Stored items

** begin **

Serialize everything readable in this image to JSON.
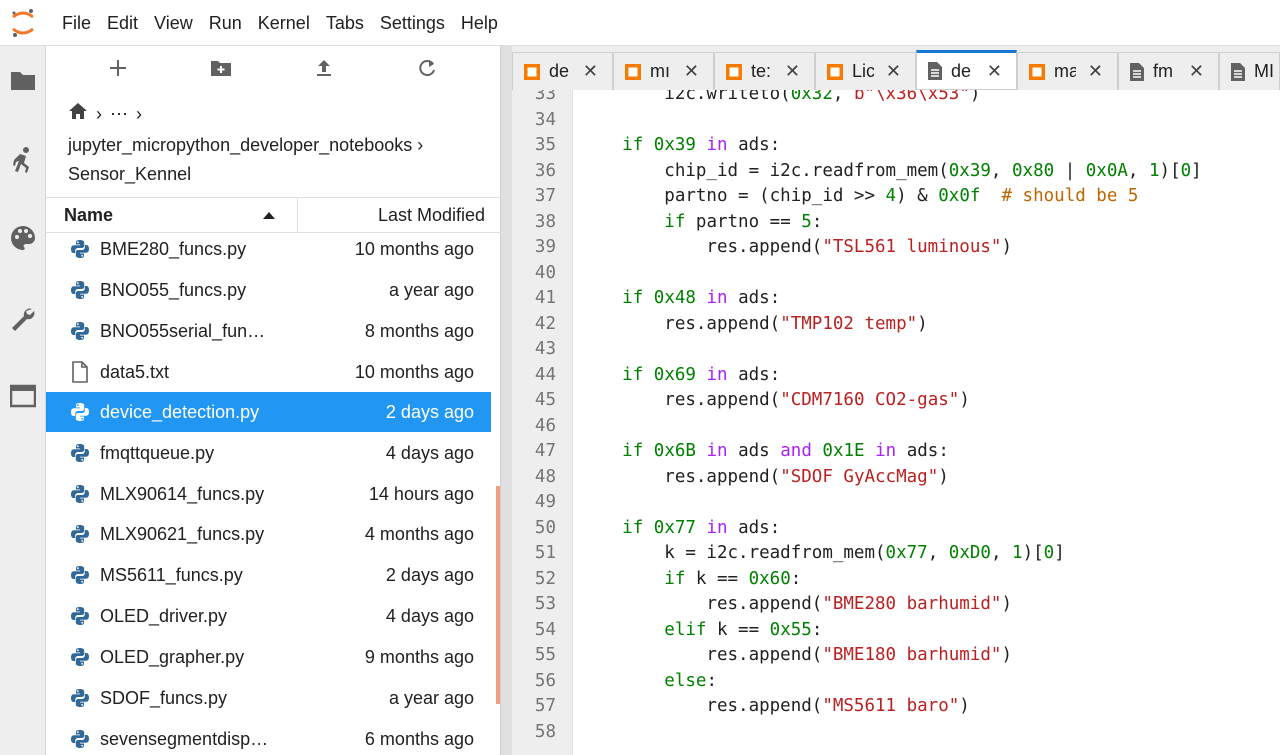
{
  "menubar": {
    "items": [
      "File",
      "Edit",
      "View",
      "Run",
      "Kernel",
      "Tabs",
      "Settings",
      "Help"
    ]
  },
  "activity_bar": {
    "icons": [
      "folder-icon",
      "running-icon",
      "palette-icon",
      "wrench-icon",
      "tabs-icon"
    ]
  },
  "filebrowser": {
    "toolbar_icons": [
      "plus-icon",
      "new-folder-icon",
      "upload-icon",
      "refresh-icon"
    ],
    "breadcrumb": {
      "ellipsis": "⋯",
      "path_line1": "jupyter_micropython_developer_notebooks",
      "path_line2": "Sensor_Kennel"
    },
    "header": {
      "name": "Name",
      "modified": "Last Modified"
    },
    "files": [
      {
        "name": "BME280_funcs.py",
        "modified": "10 months ago",
        "type": "python"
      },
      {
        "name": "BNO055_funcs.py",
        "modified": "a year ago",
        "type": "python"
      },
      {
        "name": "BNO055serial_fun…",
        "modified": "8 months ago",
        "type": "python"
      },
      {
        "name": "data5.txt",
        "modified": "10 months ago",
        "type": "text"
      },
      {
        "name": "device_detection.py",
        "modified": "2 days ago",
        "type": "python",
        "selected": true
      },
      {
        "name": "fmqttqueue.py",
        "modified": "4 days ago",
        "type": "python"
      },
      {
        "name": "MLX90614_funcs.py",
        "modified": "14 hours ago",
        "type": "python"
      },
      {
        "name": "MLX90621_funcs.py",
        "modified": "4 months ago",
        "type": "python"
      },
      {
        "name": "MS5611_funcs.py",
        "modified": "2 days ago",
        "type": "python"
      },
      {
        "name": "OLED_driver.py",
        "modified": "4 days ago",
        "type": "python"
      },
      {
        "name": "OLED_grapher.py",
        "modified": "9 months ago",
        "type": "python"
      },
      {
        "name": "SDOF_funcs.py",
        "modified": "a year ago",
        "type": "python"
      },
      {
        "name": "sevensegmentdisp…",
        "modified": "6 months ago",
        "type": "python"
      }
    ]
  },
  "tabs": [
    {
      "label": "de",
      "type": "notebook"
    },
    {
      "label": "mı",
      "type": "notebook"
    },
    {
      "label": "te:",
      "type": "notebook"
    },
    {
      "label": "Lic",
      "type": "notebook"
    },
    {
      "label": "de",
      "type": "file",
      "active": true
    },
    {
      "label": "ma",
      "type": "notebook"
    },
    {
      "label": "fm",
      "type": "file"
    },
    {
      "label": "MI",
      "type": "file"
    }
  ],
  "editor": {
    "lines": [
      {
        "n": "33",
        "html": "    i2c.writeto(<span class=\"num\">0x32</span>, <span class=\"str\">b\"\\x36\\x53\"</span>)"
      },
      {
        "n": "34",
        "html": ""
      },
      {
        "n": "35",
        "html": "<span class=\"kw\">if</span> <span class=\"num\">0x39</span> <span class=\"kw2\">in</span> ads:"
      },
      {
        "n": "36",
        "html": "    chip_id = i2c.readfrom_mem(<span class=\"num\">0x39</span>, <span class=\"num\">0x80</span> | <span class=\"num\">0x0A</span>, <span class=\"num\">1</span>)[<span class=\"num\">0</span>]"
      },
      {
        "n": "37",
        "html": "    partno = (chip_id >> <span class=\"num\">4</span>) &amp; <span class=\"num\">0x0f</span>  <span class=\"cmt\"># should be 5</span>"
      },
      {
        "n": "38",
        "html": "    <span class=\"kw\">if</span> partno == <span class=\"num\">5</span>:"
      },
      {
        "n": "39",
        "html": "        res.append(<span class=\"str\">\"TSL561 luminous\"</span>)"
      },
      {
        "n": "40",
        "html": ""
      },
      {
        "n": "41",
        "html": "<span class=\"kw\">if</span> <span class=\"num\">0x48</span> <span class=\"kw2\">in</span> ads:"
      },
      {
        "n": "42",
        "html": "    res.append(<span class=\"str\">\"TMP102 temp\"</span>)"
      },
      {
        "n": "43",
        "html": ""
      },
      {
        "n": "44",
        "html": "<span class=\"kw\">if</span> <span class=\"num\">0x69</span> <span class=\"kw2\">in</span> ads:"
      },
      {
        "n": "45",
        "html": "    res.append(<span class=\"str\">\"CDM7160 CO2-gas\"</span>)"
      },
      {
        "n": "46",
        "html": ""
      },
      {
        "n": "47",
        "html": "<span class=\"kw\">if</span> <span class=\"num\">0x6B</span> <span class=\"kw2\">in</span> ads <span class=\"kw2\">and</span> <span class=\"num\">0x1E</span> <span class=\"kw2\">in</span> ads:"
      },
      {
        "n": "48",
        "html": "    res.append(<span class=\"str\">\"SDOF GyAccMag\"</span>)"
      },
      {
        "n": "49",
        "html": ""
      },
      {
        "n": "50",
        "html": "<span class=\"kw\">if</span> <span class=\"num\">0x77</span> <span class=\"kw2\">in</span> ads:"
      },
      {
        "n": "51",
        "html": "    k = i2c.readfrom_mem(<span class=\"num\">0x77</span>, <span class=\"num\">0xD0</span>, <span class=\"num\">1</span>)[<span class=\"num\">0</span>]"
      },
      {
        "n": "52",
        "html": "    <span class=\"kw\">if</span> k == <span class=\"num\">0x60</span>:"
      },
      {
        "n": "53",
        "html": "        res.append(<span class=\"str\">\"BME280 barhumid\"</span>)"
      },
      {
        "n": "54",
        "html": "    <span class=\"kw\">elif</span> k == <span class=\"num\">0x55</span>:"
      },
      {
        "n": "55",
        "html": "        res.append(<span class=\"str\">\"BME180 barhumid\"</span>)"
      },
      {
        "n": "56",
        "html": "    <span class=\"kw\">else</span>:"
      },
      {
        "n": "57",
        "html": "        res.append(<span class=\"str\">\"MS5611 baro\"</span>)"
      },
      {
        "n": "58",
        "html": ""
      }
    ]
  }
}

** end **

Task directions –
Set down the records in full and exactly. Do not carry over any image.

Written solution –
Serialize everything readable in this image to JSON.
{
  "menubar": {
    "items": [
      "File",
      "Edit",
      "View",
      "Run",
      "Kernel",
      "Tabs",
      "Settings",
      "Help"
    ]
  },
  "activity_bar": {
    "icons": [
      "folder-icon",
      "running-icon",
      "palette-icon",
      "wrench-icon",
      "tabs-icon"
    ]
  },
  "filebrowser": {
    "toolbar_icons": [
      "plus-icon",
      "new-folder-icon",
      "upload-icon",
      "refresh-icon"
    ],
    "breadcrumb": {
      "ellipsis": "⋯",
      "path_line1": "jupyter_micropython_developer_notebooks",
      "path_line2": "Sensor_Kennel"
    },
    "header": {
      "name": "Name",
      "modified": "Last Modified"
    },
    "files": [
      {
        "name": "BME280_funcs.py",
        "modified": "10 months ago",
        "type": "python"
      },
      {
        "name": "BNO055_funcs.py",
        "modified": "a year ago",
        "type": "python"
      },
      {
        "name": "BNO055serial_fun…",
        "modified": "8 months ago",
        "type": "python"
      },
      {
        "name": "data5.txt",
        "modified": "10 months ago",
        "type": "text"
      },
      {
        "name": "device_detection.py",
        "modified": "2 days ago",
        "type": "python",
        "selected": true
      },
      {
        "name": "fmqttqueue.py",
        "modified": "4 days ago",
        "type": "python"
      },
      {
        "name": "MLX90614_funcs.py",
        "modified": "14 hours ago",
        "type": "python"
      },
      {
        "name": "MLX90621_funcs.py",
        "modified": "4 months ago",
        "type": "python"
      },
      {
        "name": "MS5611_funcs.py",
        "modified": "2 days ago",
        "type": "python"
      },
      {
        "name": "OLED_driver.py",
        "modified": "4 days ago",
        "type": "python"
      },
      {
        "name": "OLED_grapher.py",
        "modified": "9 months ago",
        "type": "python"
      },
      {
        "name": "SDOF_funcs.py",
        "modified": "a year ago",
        "type": "python"
      },
      {
        "name": "sevensegmentdisp…",
        "modified": "6 months ago",
        "type": "python"
      }
    ]
  },
  "tabs": [
    {
      "label": "de",
      "type": "notebook"
    },
    {
      "label": "mı",
      "type": "notebook"
    },
    {
      "label": "te:",
      "type": "notebook"
    },
    {
      "label": "Lic",
      "type": "notebook"
    },
    {
      "label": "de",
      "type": "file",
      "active": true
    },
    {
      "label": "ma",
      "type": "notebook"
    },
    {
      "label": "fm",
      "type": "file"
    },
    {
      "label": "MI",
      "type": "file"
    }
  ],
  "editor": {
    "lines": [
      {
        "n": "33",
        "html": "    i2c.writeto(<span class=\"num\">0x32</span>, <span class=\"str\">b\"\\x36\\x53\"</span>)"
      },
      {
        "n": "34",
        "html": ""
      },
      {
        "n": "35",
        "html": "<span class=\"kw\">if</span> <span class=\"num\">0x39</span> <span class=\"kw2\">in</span> ads:"
      },
      {
        "n": "36",
        "html": "    chip_id = i2c.readfrom_mem(<span class=\"num\">0x39</span>, <span class=\"num\">0x80</span> | <span class=\"num\">0x0A</span>, <span class=\"num\">1</span>)[<span class=\"num\">0</span>]"
      },
      {
        "n": "37",
        "html": "    partno = (chip_id >> <span class=\"num\">4</span>) &amp; <span class=\"num\">0x0f</span>  <span class=\"cmt\"># should be 5</span>"
      },
      {
        "n": "38",
        "html": "    <span class=\"kw\">if</span> partno == <span class=\"num\">5</span>:"
      },
      {
        "n": "39",
        "html": "        res.append(<span class=\"str\">\"TSL561 luminous\"</span>)"
      },
      {
        "n": "40",
        "html": ""
      },
      {
        "n": "41",
        "html": "<span class=\"kw\">if</span> <span class=\"num\">0x48</span> <span class=\"kw2\">in</span> ads:"
      },
      {
        "n": "42",
        "html": "    res.append(<span class=\"str\">\"TMP102 temp\"</span>)"
      },
      {
        "n": "43",
        "html": ""
      },
      {
        "n": "44",
        "html": "<span class=\"kw\">if</span> <span class=\"num\">0x69</span> <span class=\"kw2\">in</span> ads:"
      },
      {
        "n": "45",
        "html": "    res.append(<span class=\"str\">\"CDM7160 CO2-gas\"</span>)"
      },
      {
        "n": "46",
        "html": ""
      },
      {
        "n": "47",
        "html": "<span class=\"kw\">if</span> <span class=\"num\">0x6B</span> <span class=\"kw2\">in</span> ads <span class=\"kw2\">and</span> <span class=\"num\">0x1E</span> <span class=\"kw2\">in</span> ads:"
      },
      {
        "n": "48",
        "html": "    res.append(<span class=\"str\">\"SDOF GyAccMag\"</span>)"
      },
      {
        "n": "49",
        "html": ""
      },
      {
        "n": "50",
        "html": "<span class=\"kw\">if</span> <span class=\"num\">0x77</span> <span class=\"kw2\">in</span> ads:"
      },
      {
        "n": "51",
        "html": "    k = i2c.readfrom_mem(<span class=\"num\">0x77</span>, <span class=\"num\">0xD0</span>, <span class=\"num\">1</span>)[<span class=\"num\">0</span>]"
      },
      {
        "n": "52",
        "html": "    <span class=\"kw\">if</span> k == <span class=\"num\">0x60</span>:"
      },
      {
        "n": "53",
        "html": "        res.append(<span class=\"str\">\"BME280 barhumid\"</span>)"
      },
      {
        "n": "54",
        "html": "    <span class=\"kw\">elif</span> k == <span class=\"num\">0x55</span>:"
      },
      {
        "n": "55",
        "html": "        res.append(<span class=\"str\">\"BME180 barhumid\"</span>)"
      },
      {
        "n": "56",
        "html": "    <span class=\"kw\">else</span>:"
      },
      {
        "n": "57",
        "html": "        res.append(<span class=\"str\">\"MS5611 baro\"</span>)"
      },
      {
        "n": "58",
        "html": ""
      }
    ]
  }
}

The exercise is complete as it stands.